(Excerpts from a figure dataset)
........
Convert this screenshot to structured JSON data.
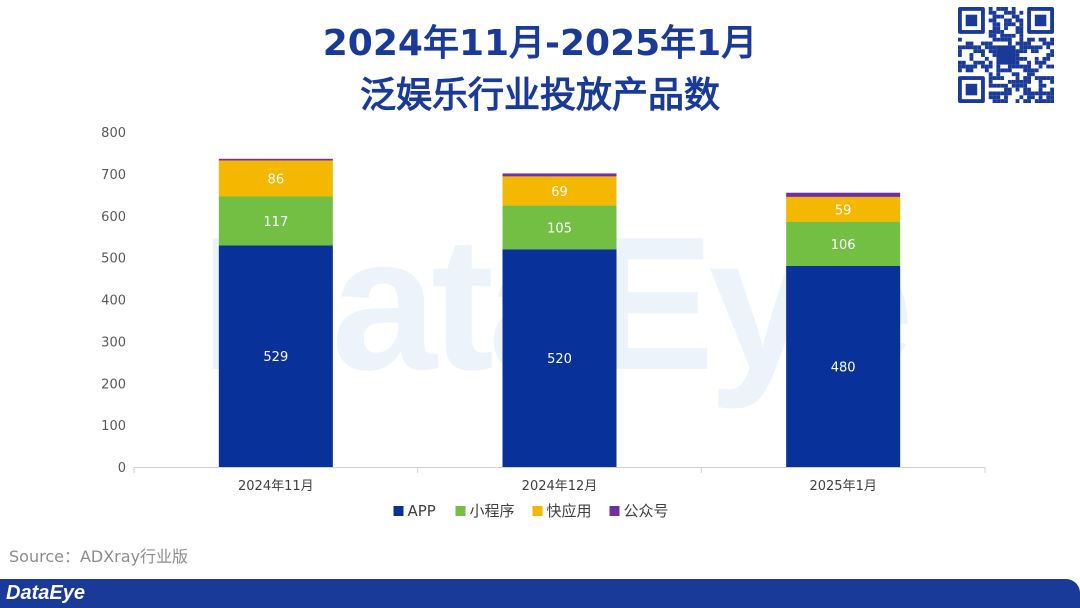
{
  "title_line1": "2024年11月-2025年1月",
  "title_line2": "泛娱乐行业投放产品数",
  "watermark_text": "DataEye",
  "source_text": "Source：ADXray行业版",
  "footer": {
    "brand": "DataEye",
    "bar_color": "#1a3a9a"
  },
  "chart_data": {
    "type": "bar",
    "stacked": true,
    "categories": [
      "2024年11月",
      "2024年12月",
      "2025年1月"
    ],
    "series": [
      {
        "name": "APP",
        "values": [
          529,
          520,
          480
        ],
        "color": "#08319a",
        "label_color": "#ffffff"
      },
      {
        "name": "小程序",
        "values": [
          117,
          105,
          106
        ],
        "color": "#73bf43",
        "label_color": "#ffffff"
      },
      {
        "name": "快应用",
        "values": [
          86,
          69,
          59
        ],
        "color": "#f5b800",
        "label_color": "#ffffff"
      },
      {
        "name": "公众号",
        "values": [
          4,
          7,
          10
        ],
        "color": "#7030a0",
        "label_color": null
      }
    ],
    "ylim": [
      0,
      800
    ],
    "yticks": [
      0,
      100,
      200,
      300,
      400,
      500,
      600,
      700,
      800
    ],
    "legend_position": "bottom",
    "grid": false
  }
}
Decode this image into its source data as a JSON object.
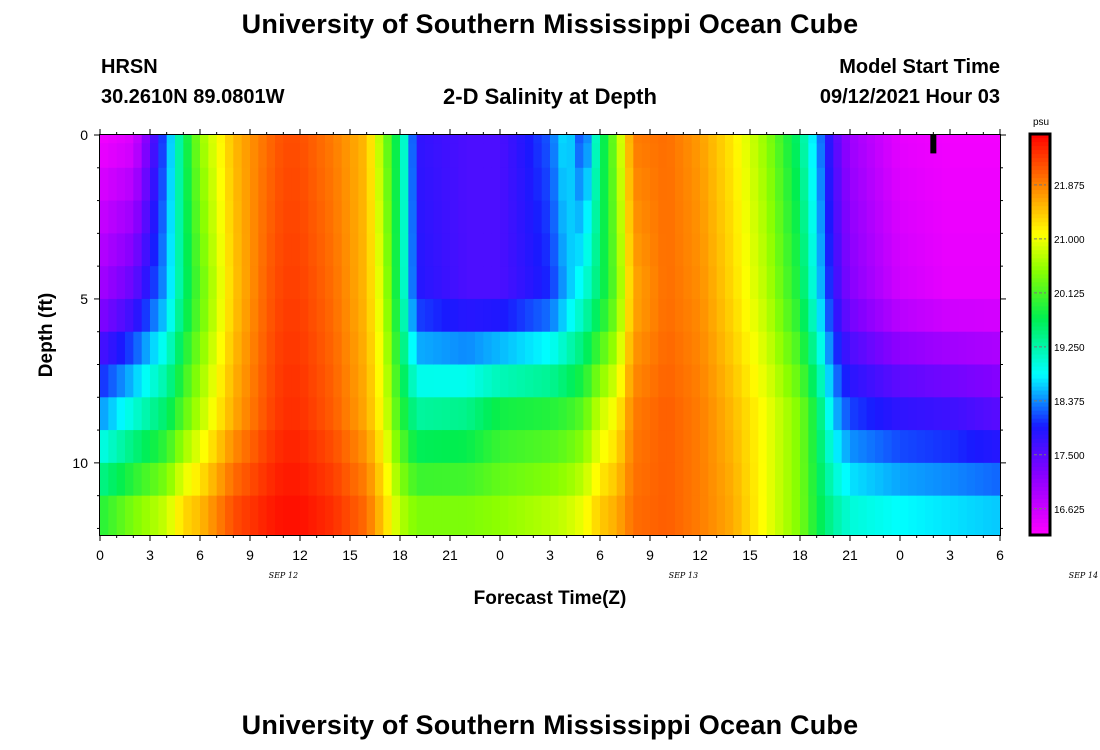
{
  "header": {
    "title": "University of Southern Mississippi Ocean Cube",
    "footer_title": "University of Southern Mississippi Ocean Cube",
    "station": "HRSN",
    "coords": "30.2610N  89.0801W",
    "plot_title": "2-D Salinity at Depth",
    "model_start_label": "Model Start Time",
    "model_start_value": "09/12/2021 Hour 03"
  },
  "chart_data": {
    "type": "heatmap",
    "title": "2-D Salinity at Depth",
    "xlabel": "Forecast Time(Z)",
    "ylabel": "Depth (ft)",
    "x_ticks": [
      "0",
      "3",
      "6",
      "9",
      "12",
      "15",
      "18",
      "21",
      "0",
      "3",
      "6",
      "9",
      "12",
      "15",
      "18",
      "21",
      "0",
      "3",
      "6"
    ],
    "x_day_labels": [
      {
        "label": "SEP 12",
        "hour_index": 11
      },
      {
        "label": "SEP 13",
        "hour_index": 35
      },
      {
        "label": "SEP 14",
        "hour_index": 59
      }
    ],
    "y_ticks": [
      "0",
      "5",
      "10"
    ],
    "y_range": [
      0,
      12.2
    ],
    "x_range_hours": [
      0,
      54
    ],
    "colorbar": {
      "unit": "psu",
      "range": [
        16.2,
        22.7
      ],
      "ticks": [
        "21.875",
        "21.000",
        "20.125",
        "19.250",
        "18.375",
        "17.500",
        "16.625"
      ]
    },
    "depth_levels_ft": [
      0,
      0.5,
      1.5,
      2.5,
      3.5,
      4.5,
      5.5,
      6.5,
      7.5,
      8.5,
      9.5,
      10.5,
      11.5
    ],
    "time_keyframes_hours": [
      0,
      2,
      4,
      5,
      6,
      8,
      10,
      11,
      12,
      14,
      16,
      17,
      18,
      19,
      22,
      24,
      27,
      28,
      29,
      30,
      31,
      32,
      34,
      36,
      38,
      40,
      42,
      43,
      44,
      45,
      48,
      51,
      54
    ],
    "salinity_psu": {
      "surface": [
        16.3,
        16.5,
        18.3,
        19.6,
        20.5,
        21.5,
        22.0,
        22.2,
        22.2,
        21.9,
        21.5,
        20.5,
        19.5,
        17.8,
        17.6,
        17.6,
        18.2,
        18.8,
        18.0,
        19.5,
        20.5,
        21.9,
        22.0,
        21.7,
        21.2,
        20.5,
        19.5,
        18.5,
        17.6,
        17.0,
        16.4,
        16.3,
        16.3
      ],
      "mid_5ft": [
        17.0,
        17.5,
        18.5,
        19.5,
        20.2,
        21.4,
        22.1,
        22.3,
        22.3,
        22.0,
        21.5,
        20.8,
        19.5,
        17.9,
        17.6,
        17.6,
        18.0,
        18.5,
        19.0,
        19.6,
        20.3,
        21.6,
        22.0,
        21.8,
        21.3,
        20.7,
        19.8,
        18.8,
        17.8,
        17.2,
        16.6,
        16.4,
        16.4
      ],
      "deep_8_5ft": [
        18.4,
        19.0,
        19.6,
        20.2,
        20.7,
        21.6,
        22.2,
        22.4,
        22.4,
        22.1,
        21.6,
        21.0,
        20.0,
        19.3,
        19.4,
        19.8,
        19.9,
        20.0,
        20.2,
        20.8,
        21.1,
        21.9,
        22.1,
        21.9,
        21.5,
        21.0,
        20.4,
        19.7,
        18.6,
        18.1,
        17.8,
        17.7,
        17.5
      ],
      "bottom_11_5ft": [
        19.9,
        20.4,
        20.8,
        21.3,
        21.5,
        22.2,
        22.5,
        22.6,
        22.6,
        22.4,
        22.0,
        21.4,
        20.7,
        20.4,
        20.4,
        20.5,
        20.7,
        20.8,
        21.0,
        21.4,
        21.6,
        22.0,
        22.1,
        21.9,
        21.6,
        21.0,
        20.4,
        19.8,
        19.3,
        19.0,
        18.8,
        18.7,
        18.6
      ]
    },
    "marker": {
      "hour": 50,
      "depth_ft": [
        0,
        0.5
      ],
      "color": "#000000"
    }
  }
}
........
■ The request:
Each line above that holds the string "DataEye" should be copied and shown.

■ Response to this exercise:
  "watermark_text": "DataEye",
    "brand": "DataEye",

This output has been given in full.